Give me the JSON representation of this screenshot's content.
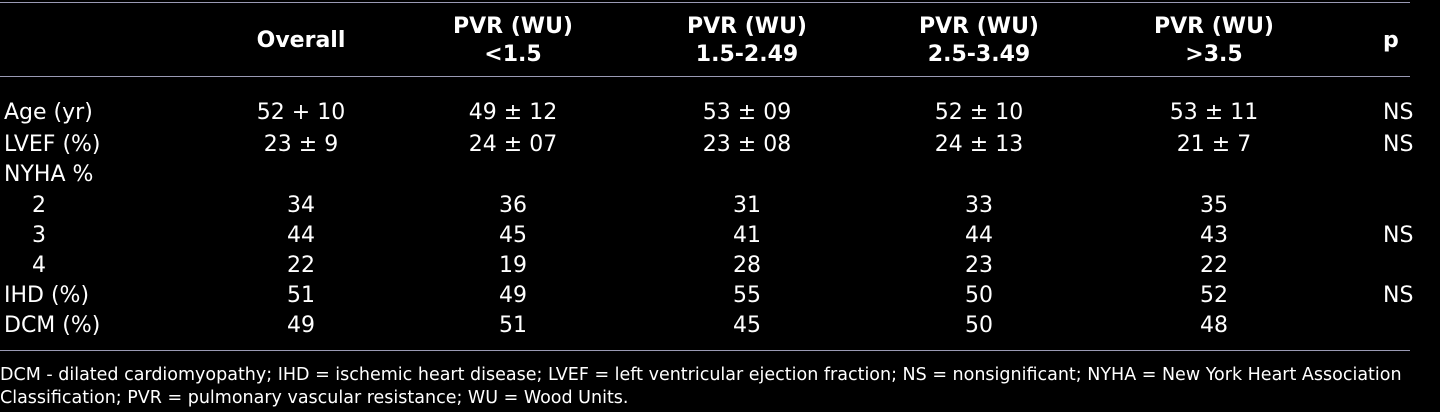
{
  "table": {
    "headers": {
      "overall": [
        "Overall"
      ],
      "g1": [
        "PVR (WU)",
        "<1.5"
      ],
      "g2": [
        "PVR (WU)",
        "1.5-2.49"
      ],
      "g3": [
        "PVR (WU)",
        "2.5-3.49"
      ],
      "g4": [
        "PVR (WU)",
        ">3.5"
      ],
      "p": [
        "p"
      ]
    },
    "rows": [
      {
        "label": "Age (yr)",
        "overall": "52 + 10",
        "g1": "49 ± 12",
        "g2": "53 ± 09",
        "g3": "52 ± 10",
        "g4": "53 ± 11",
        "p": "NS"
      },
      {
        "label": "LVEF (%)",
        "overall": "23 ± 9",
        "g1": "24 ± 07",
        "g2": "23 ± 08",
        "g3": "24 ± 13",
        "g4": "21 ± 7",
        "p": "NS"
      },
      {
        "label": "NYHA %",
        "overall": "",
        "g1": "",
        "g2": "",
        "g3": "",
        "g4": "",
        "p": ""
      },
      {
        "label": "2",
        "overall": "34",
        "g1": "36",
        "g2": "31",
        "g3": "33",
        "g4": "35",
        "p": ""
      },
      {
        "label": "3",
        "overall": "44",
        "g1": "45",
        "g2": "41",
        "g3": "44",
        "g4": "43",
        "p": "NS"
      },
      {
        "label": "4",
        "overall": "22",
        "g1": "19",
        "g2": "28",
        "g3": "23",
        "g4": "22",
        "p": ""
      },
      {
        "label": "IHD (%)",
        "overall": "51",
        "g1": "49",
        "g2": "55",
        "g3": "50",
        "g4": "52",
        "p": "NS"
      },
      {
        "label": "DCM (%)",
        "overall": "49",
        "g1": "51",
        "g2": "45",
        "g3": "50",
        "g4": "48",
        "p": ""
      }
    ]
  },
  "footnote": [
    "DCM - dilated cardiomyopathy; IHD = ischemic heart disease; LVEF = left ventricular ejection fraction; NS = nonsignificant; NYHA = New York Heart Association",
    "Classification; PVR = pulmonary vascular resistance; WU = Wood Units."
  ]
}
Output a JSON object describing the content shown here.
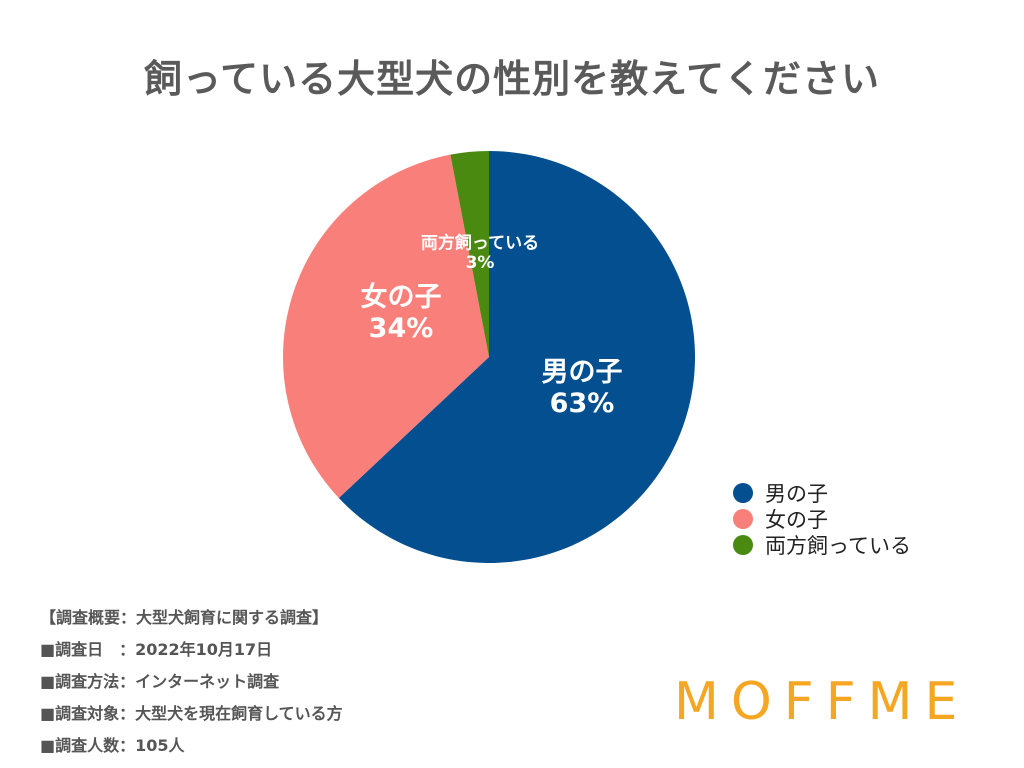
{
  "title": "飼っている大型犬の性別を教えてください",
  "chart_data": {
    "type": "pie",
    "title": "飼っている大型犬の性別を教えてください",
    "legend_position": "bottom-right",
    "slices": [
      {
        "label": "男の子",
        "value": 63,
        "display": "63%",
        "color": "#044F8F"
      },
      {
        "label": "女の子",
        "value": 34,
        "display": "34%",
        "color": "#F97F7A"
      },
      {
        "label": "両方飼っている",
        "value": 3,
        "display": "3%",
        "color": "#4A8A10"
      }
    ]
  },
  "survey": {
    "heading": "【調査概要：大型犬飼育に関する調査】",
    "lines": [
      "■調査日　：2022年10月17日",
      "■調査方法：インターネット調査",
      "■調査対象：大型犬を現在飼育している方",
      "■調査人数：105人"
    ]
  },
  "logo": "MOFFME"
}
════════════════════
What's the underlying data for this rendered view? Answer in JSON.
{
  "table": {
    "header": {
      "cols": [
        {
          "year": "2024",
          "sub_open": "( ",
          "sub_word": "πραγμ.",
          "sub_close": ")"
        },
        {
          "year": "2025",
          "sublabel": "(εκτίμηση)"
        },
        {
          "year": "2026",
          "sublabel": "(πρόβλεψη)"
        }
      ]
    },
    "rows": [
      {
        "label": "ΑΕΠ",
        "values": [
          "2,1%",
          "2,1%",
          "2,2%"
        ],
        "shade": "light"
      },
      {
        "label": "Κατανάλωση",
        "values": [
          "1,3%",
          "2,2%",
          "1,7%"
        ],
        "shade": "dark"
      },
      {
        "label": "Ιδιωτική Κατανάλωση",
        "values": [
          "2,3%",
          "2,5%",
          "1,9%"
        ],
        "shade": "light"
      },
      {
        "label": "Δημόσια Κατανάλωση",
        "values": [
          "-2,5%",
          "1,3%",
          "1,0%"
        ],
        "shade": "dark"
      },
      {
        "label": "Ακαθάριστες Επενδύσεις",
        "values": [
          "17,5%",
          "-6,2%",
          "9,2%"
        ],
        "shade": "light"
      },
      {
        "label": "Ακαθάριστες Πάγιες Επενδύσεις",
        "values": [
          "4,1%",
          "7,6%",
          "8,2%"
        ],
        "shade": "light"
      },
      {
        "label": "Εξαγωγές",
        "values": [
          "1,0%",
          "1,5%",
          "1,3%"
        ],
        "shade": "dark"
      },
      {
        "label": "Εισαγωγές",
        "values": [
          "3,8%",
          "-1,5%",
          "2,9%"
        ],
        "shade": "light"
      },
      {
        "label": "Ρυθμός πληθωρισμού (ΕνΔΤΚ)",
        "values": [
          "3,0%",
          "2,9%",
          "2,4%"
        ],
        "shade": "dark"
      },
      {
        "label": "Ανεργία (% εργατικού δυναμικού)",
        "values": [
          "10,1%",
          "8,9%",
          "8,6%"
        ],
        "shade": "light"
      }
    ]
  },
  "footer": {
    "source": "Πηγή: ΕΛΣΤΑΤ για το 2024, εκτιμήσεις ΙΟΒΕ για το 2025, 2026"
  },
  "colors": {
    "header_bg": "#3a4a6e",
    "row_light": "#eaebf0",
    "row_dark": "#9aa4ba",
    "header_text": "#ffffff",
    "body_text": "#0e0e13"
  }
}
════════════════════
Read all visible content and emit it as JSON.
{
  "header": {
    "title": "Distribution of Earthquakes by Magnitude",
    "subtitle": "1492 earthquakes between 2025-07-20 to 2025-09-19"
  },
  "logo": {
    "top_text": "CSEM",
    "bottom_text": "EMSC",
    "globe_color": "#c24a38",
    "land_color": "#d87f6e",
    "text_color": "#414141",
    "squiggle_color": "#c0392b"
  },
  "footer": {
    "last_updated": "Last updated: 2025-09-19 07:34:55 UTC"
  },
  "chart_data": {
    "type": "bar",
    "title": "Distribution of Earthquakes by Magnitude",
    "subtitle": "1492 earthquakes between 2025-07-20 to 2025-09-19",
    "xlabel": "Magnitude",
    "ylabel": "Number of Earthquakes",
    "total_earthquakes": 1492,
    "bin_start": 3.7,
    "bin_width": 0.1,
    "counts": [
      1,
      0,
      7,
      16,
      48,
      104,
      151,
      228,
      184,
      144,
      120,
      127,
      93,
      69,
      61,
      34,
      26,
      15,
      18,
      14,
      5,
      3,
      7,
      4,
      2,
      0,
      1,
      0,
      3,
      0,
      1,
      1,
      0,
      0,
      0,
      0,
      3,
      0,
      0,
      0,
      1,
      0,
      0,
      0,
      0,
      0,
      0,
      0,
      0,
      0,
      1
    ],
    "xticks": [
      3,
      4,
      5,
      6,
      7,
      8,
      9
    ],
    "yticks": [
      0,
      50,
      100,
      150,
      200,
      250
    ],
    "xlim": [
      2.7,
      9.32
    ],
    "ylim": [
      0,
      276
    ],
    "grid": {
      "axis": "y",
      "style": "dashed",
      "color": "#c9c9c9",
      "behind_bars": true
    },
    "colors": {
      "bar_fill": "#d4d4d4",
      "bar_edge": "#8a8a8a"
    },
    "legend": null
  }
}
════════════════════
Gather all lines from the records above in which "this" appears.

Give me the JSON representation of this screenshot's content.
What's the underlying data for this rendered view? Answer in JSON.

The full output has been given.